Dataset records on visual material:
— START —

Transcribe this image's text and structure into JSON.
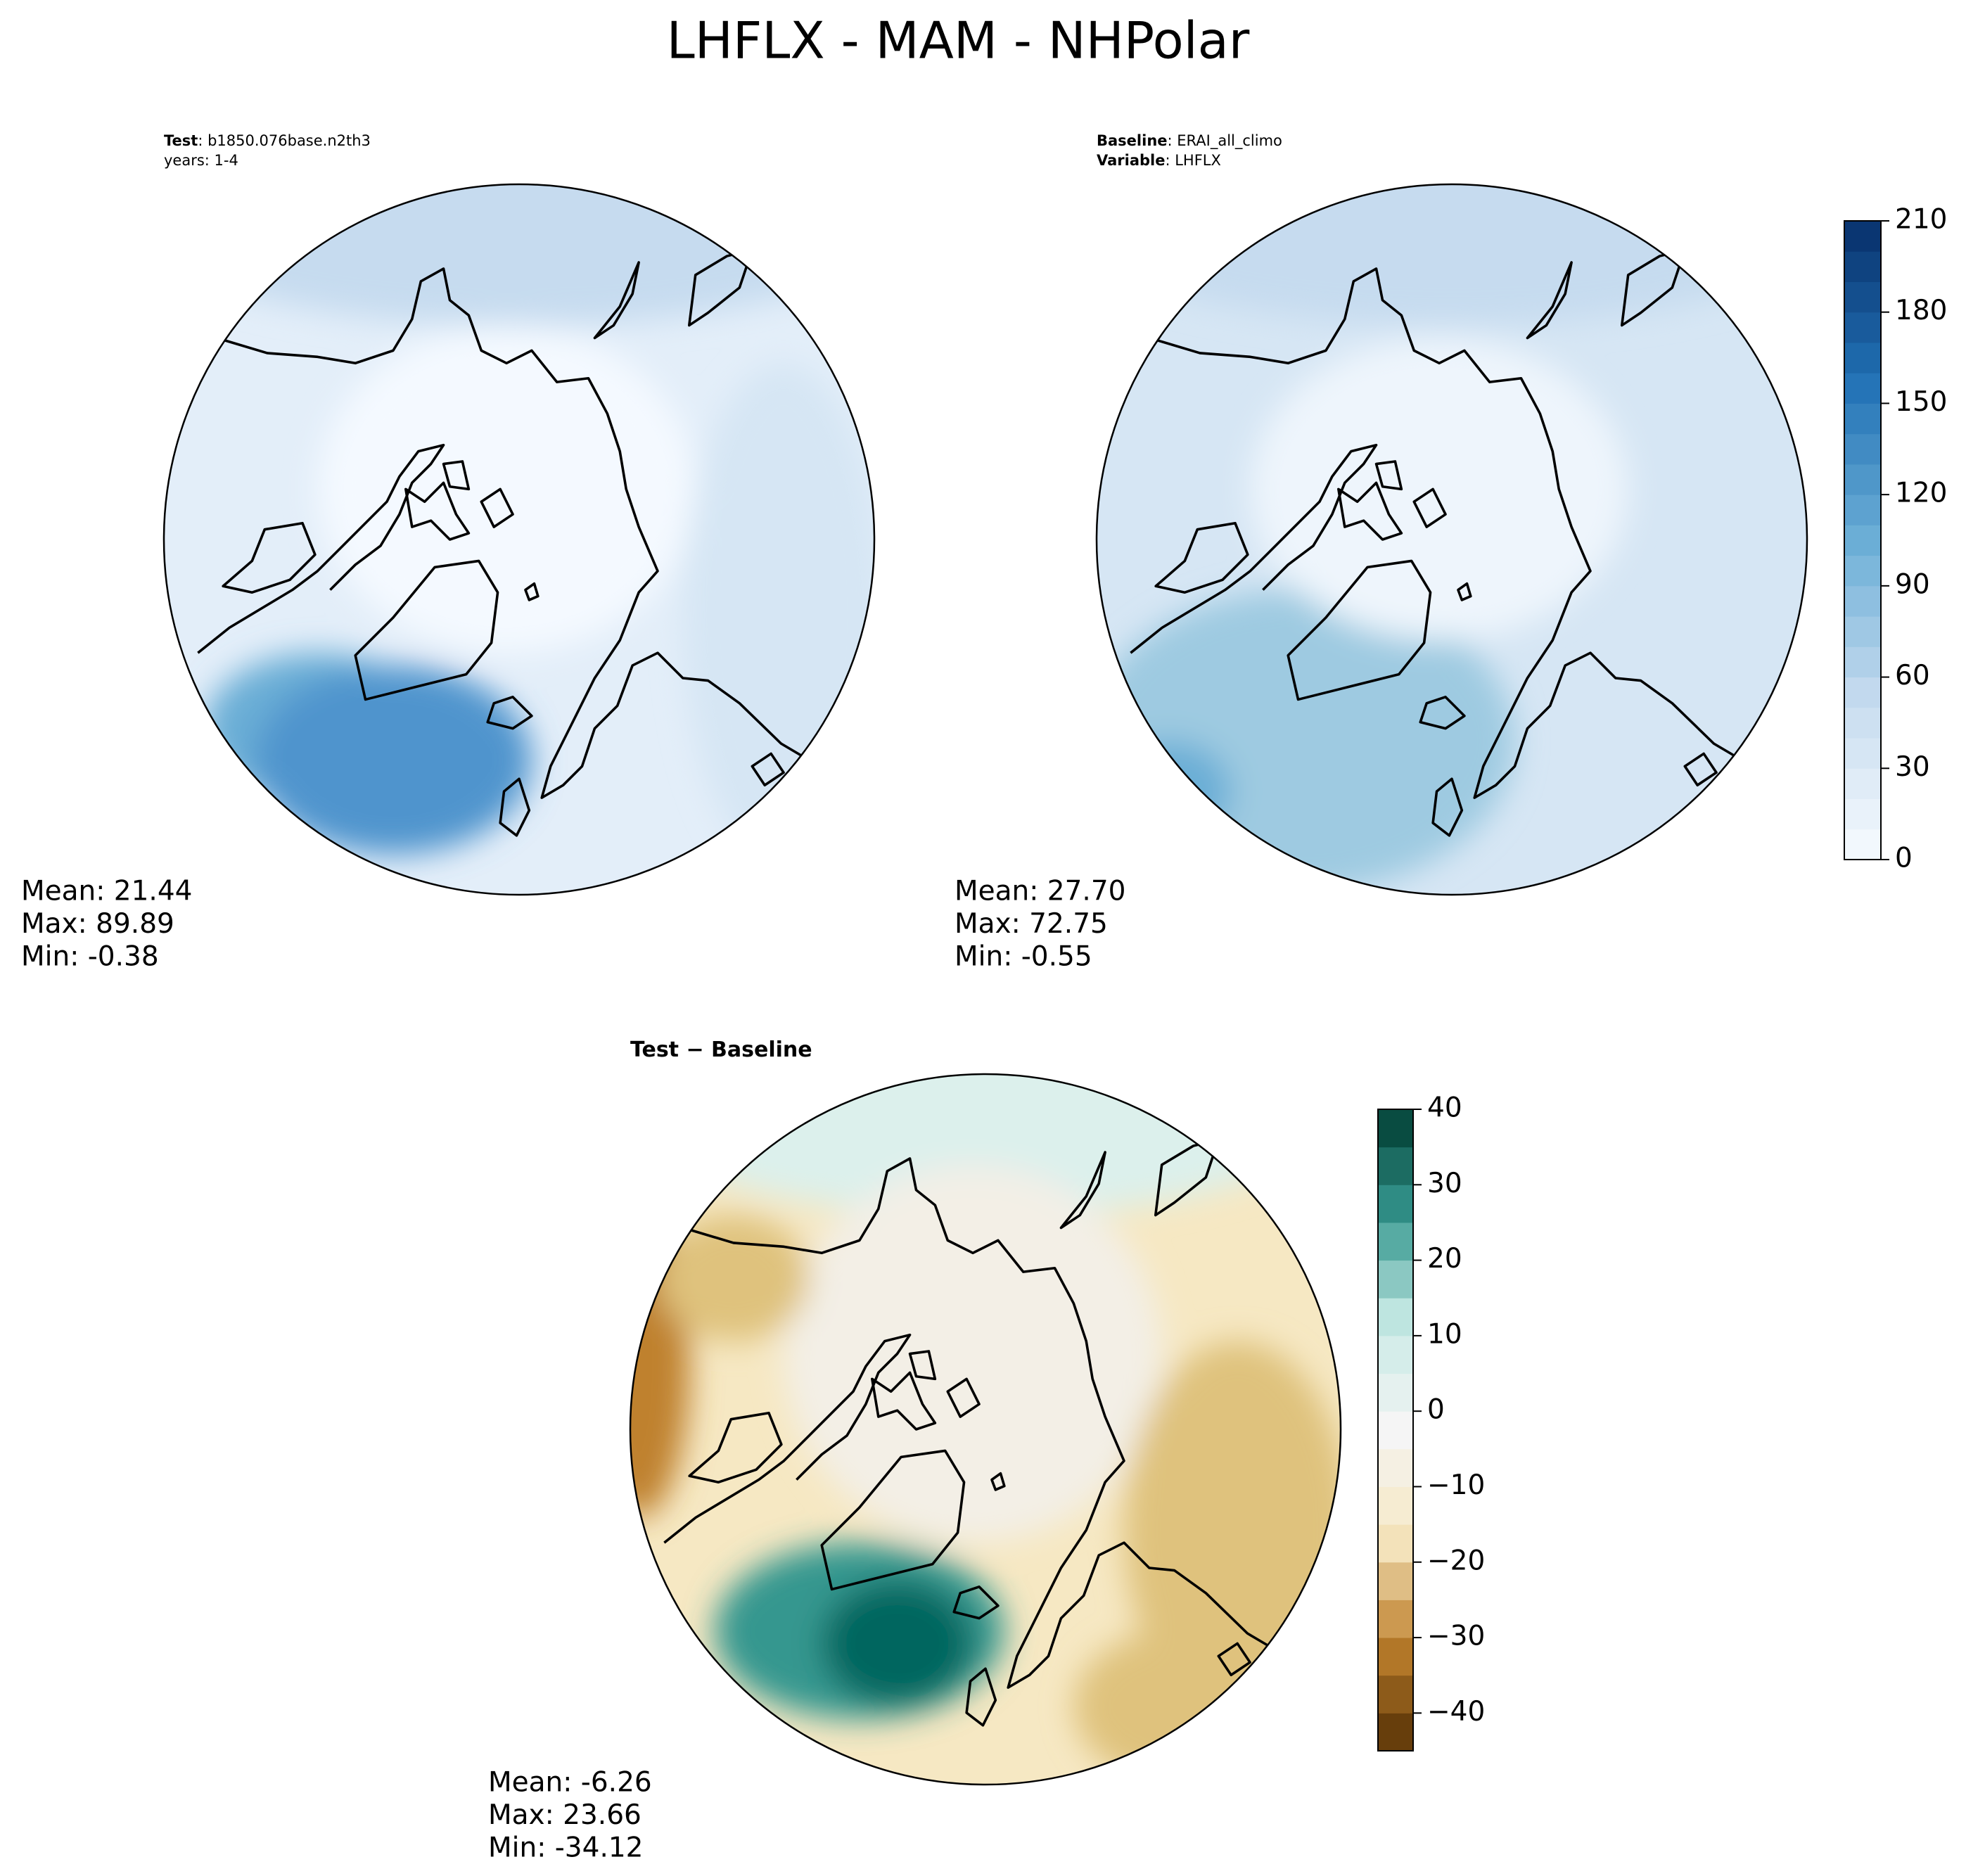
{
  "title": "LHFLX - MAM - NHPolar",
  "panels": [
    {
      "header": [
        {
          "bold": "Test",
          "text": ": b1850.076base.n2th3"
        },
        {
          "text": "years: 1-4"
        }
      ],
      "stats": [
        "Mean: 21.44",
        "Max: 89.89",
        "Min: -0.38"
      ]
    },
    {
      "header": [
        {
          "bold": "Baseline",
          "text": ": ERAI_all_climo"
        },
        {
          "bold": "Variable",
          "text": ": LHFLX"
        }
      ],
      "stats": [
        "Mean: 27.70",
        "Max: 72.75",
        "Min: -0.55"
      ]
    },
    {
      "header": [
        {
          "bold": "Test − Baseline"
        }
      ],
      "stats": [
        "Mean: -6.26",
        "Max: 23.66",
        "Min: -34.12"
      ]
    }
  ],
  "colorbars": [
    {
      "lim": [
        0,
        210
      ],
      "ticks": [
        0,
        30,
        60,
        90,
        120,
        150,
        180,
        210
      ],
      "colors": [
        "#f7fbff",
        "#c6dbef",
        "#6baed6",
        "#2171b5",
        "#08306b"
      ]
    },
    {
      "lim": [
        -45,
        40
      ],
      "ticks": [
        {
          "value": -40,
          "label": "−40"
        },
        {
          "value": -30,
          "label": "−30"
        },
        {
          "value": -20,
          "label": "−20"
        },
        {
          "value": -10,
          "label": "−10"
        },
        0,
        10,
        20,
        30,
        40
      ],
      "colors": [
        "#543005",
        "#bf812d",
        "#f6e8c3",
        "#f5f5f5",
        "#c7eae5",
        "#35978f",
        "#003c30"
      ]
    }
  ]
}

— END —

The records above need to be restated word for word, with the pictures left out.

* [SOLUTION]
Transcribe this image's text and structure into JSON.
{
  "title": "LHFLX - MAM - NHPolar",
  "panels": [
    {
      "header": [
        {
          "bold": "Test",
          "text": ": b1850.076base.n2th3"
        },
        {
          "text": "years: 1-4"
        }
      ],
      "stats": [
        "Mean: 21.44",
        "Max: 89.89",
        "Min: -0.38"
      ]
    },
    {
      "header": [
        {
          "bold": "Baseline",
          "text": ": ERAI_all_climo"
        },
        {
          "bold": "Variable",
          "text": ": LHFLX"
        }
      ],
      "stats": [
        "Mean: 27.70",
        "Max: 72.75",
        "Min: -0.55"
      ]
    },
    {
      "header": [
        {
          "bold": "Test − Baseline"
        }
      ],
      "stats": [
        "Mean: -6.26",
        "Max: 23.66",
        "Min: -34.12"
      ]
    }
  ],
  "colorbars": [
    {
      "lim": [
        0,
        210
      ],
      "ticks": [
        0,
        30,
        60,
        90,
        120,
        150,
        180,
        210
      ],
      "colors": [
        "#f7fbff",
        "#c6dbef",
        "#6baed6",
        "#2171b5",
        "#08306b"
      ]
    },
    {
      "lim": [
        -45,
        40
      ],
      "ticks": [
        {
          "value": -40,
          "label": "−40"
        },
        {
          "value": -30,
          "label": "−30"
        },
        {
          "value": -20,
          "label": "−20"
        },
        {
          "value": -10,
          "label": "−10"
        },
        0,
        10,
        20,
        30,
        40
      ],
      "colors": [
        "#543005",
        "#bf812d",
        "#f6e8c3",
        "#f5f5f5",
        "#c7eae5",
        "#35978f",
        "#003c30"
      ]
    }
  ]
}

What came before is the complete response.